● **LISTING**:
========================

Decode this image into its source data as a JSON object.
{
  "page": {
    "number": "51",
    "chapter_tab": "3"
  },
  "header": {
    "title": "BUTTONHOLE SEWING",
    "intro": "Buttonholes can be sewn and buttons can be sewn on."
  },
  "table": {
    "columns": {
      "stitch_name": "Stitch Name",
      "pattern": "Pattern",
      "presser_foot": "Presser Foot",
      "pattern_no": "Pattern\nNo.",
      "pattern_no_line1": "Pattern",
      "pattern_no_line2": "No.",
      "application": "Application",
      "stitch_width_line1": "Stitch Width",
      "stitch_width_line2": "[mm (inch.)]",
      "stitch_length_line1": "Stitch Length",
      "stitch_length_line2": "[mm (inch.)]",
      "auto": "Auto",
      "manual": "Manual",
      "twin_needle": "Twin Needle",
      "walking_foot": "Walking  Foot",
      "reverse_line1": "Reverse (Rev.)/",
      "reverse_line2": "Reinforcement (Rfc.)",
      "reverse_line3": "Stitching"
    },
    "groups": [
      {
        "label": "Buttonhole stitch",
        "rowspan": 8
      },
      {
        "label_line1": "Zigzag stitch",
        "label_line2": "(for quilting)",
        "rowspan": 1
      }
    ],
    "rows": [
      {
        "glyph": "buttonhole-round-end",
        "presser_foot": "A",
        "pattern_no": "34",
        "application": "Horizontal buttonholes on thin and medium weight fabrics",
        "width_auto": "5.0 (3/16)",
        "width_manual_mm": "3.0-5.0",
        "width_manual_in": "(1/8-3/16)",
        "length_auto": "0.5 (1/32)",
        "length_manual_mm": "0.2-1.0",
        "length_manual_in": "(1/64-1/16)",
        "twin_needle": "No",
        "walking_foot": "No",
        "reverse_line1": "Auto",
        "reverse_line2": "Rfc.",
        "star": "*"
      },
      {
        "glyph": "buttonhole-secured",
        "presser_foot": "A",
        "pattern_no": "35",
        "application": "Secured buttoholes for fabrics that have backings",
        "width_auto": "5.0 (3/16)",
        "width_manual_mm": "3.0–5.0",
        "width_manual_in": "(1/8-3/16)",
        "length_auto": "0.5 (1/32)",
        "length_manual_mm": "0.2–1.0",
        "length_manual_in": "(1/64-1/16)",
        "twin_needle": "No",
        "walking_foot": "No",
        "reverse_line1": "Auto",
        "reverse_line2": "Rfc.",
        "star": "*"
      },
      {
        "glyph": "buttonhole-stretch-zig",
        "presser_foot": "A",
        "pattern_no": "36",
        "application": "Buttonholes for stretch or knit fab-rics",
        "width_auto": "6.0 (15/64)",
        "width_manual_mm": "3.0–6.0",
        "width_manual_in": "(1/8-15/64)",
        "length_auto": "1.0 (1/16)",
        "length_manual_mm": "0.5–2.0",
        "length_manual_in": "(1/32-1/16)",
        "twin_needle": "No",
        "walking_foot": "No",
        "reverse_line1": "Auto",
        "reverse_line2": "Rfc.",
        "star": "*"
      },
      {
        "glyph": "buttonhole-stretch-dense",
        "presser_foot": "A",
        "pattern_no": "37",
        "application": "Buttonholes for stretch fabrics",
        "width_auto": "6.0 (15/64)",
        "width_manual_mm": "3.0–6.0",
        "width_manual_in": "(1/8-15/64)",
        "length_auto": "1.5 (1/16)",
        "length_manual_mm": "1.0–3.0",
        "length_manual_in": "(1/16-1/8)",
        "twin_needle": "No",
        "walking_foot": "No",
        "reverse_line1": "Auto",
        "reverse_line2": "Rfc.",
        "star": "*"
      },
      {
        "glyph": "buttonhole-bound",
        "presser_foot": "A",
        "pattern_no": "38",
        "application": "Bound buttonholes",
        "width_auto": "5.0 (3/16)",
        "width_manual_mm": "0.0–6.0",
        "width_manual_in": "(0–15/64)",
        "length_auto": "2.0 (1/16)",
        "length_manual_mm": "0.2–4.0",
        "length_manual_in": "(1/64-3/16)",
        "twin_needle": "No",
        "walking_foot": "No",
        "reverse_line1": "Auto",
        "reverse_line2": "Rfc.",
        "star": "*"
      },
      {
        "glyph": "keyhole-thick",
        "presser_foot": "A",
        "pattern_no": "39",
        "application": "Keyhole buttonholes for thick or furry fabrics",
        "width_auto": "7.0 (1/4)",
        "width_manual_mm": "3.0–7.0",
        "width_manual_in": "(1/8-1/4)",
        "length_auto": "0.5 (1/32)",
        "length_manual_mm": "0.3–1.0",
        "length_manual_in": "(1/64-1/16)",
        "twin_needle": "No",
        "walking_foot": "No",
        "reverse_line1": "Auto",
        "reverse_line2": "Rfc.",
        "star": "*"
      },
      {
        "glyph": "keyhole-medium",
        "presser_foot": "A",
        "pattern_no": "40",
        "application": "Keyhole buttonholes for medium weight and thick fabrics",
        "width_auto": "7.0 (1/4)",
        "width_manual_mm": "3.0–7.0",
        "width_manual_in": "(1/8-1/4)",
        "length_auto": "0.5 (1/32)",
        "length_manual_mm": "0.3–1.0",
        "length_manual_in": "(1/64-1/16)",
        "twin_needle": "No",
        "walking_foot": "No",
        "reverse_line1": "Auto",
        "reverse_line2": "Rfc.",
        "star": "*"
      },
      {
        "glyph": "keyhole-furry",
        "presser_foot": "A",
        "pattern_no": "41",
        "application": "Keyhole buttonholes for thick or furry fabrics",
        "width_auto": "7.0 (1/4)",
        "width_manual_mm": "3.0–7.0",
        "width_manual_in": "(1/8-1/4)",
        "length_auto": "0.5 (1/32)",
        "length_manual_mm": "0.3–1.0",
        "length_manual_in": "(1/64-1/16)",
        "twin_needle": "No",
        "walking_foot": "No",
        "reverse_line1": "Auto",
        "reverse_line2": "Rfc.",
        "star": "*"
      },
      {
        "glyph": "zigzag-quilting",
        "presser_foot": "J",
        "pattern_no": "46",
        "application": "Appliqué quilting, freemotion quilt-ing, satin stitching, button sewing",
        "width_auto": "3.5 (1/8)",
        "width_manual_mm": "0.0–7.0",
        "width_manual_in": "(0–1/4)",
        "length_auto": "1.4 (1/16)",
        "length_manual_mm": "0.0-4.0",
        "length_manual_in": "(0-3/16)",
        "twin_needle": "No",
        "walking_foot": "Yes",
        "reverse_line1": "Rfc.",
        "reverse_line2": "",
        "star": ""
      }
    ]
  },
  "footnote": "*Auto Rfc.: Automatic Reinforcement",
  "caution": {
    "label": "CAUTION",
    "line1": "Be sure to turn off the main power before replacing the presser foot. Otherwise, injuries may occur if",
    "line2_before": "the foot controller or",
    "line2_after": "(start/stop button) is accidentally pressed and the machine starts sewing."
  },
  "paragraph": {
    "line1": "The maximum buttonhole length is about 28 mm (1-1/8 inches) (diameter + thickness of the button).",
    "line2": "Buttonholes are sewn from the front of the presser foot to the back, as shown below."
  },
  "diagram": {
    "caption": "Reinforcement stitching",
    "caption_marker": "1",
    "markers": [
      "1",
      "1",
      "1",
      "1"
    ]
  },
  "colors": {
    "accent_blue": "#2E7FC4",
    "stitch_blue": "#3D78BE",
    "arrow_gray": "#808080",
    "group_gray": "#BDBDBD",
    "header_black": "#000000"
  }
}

========================

● **WHAT THE EXERCISE ASKS**: Locate all lines in the listing above with the word "stretch". Copy them.

● **COMPLETED TASK**:
        "glyph": "buttonhole-stretch-zig",
        "application": "Buttonholes for stretch or knit fab-rics",
        "glyph": "buttonhole-stretch-dense",
        "application": "Buttonholes for stretch fabrics",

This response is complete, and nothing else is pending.